(Stored data)
::::::
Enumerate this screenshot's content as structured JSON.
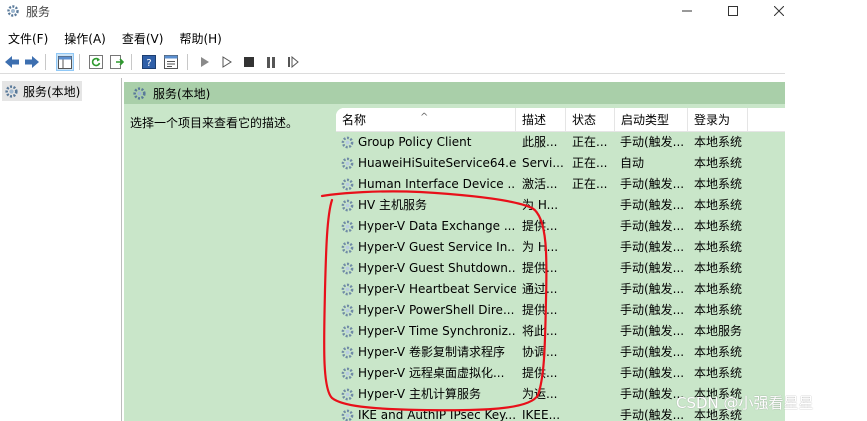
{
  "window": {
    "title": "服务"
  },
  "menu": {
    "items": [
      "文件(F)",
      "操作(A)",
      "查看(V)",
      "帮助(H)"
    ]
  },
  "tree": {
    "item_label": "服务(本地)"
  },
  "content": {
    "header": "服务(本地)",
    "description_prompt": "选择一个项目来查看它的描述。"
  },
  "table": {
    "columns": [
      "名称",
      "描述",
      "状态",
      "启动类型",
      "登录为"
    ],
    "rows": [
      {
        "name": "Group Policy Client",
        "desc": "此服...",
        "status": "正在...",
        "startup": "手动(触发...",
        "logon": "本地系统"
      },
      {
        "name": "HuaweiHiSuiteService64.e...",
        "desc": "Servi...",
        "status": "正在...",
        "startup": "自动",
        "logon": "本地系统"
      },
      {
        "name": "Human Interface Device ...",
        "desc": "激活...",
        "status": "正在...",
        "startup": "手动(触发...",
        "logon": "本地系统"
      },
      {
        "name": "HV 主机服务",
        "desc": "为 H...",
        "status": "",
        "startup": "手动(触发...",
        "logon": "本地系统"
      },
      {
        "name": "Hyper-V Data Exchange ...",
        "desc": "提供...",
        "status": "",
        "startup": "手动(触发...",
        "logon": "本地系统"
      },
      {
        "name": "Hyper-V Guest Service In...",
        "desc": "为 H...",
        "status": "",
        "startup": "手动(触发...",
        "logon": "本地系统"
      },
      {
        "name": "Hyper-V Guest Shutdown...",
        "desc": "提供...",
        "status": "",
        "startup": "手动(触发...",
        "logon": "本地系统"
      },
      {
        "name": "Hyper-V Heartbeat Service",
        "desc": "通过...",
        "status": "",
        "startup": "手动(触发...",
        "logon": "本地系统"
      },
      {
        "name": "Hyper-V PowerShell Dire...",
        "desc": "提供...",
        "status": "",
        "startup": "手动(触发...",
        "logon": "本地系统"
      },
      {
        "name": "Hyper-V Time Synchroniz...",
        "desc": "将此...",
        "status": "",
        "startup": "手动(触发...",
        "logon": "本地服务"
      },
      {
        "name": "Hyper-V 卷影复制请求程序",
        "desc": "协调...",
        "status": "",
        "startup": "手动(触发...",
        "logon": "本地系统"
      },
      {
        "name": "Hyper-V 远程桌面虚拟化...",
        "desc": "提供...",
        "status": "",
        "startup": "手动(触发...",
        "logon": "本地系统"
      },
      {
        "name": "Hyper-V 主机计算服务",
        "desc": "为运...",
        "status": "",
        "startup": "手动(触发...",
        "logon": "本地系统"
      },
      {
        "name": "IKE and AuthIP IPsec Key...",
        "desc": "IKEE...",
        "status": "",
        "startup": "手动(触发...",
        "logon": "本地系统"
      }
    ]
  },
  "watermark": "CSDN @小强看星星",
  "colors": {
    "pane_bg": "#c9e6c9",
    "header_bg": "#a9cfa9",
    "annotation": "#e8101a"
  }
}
::::::
WORK TO COMPLETE: Which lines include the word "Hyper"? List them all.

COMPLETE ANSWER:
        "name": "Hyper-V Data Exchange ...",
        "name": "Hyper-V Guest Service In...",
        "name": "Hyper-V Guest Shutdown...",
        "name": "Hyper-V Heartbeat Service",
        "name": "Hyper-V PowerShell Dire...",
        "name": "Hyper-V Time Synchroniz...",
        "name": "Hyper-V 卷影复制请求程序",
        "name": "Hyper-V 远程桌面虚拟化...",
        "name": "Hyper-V 主机计算服务",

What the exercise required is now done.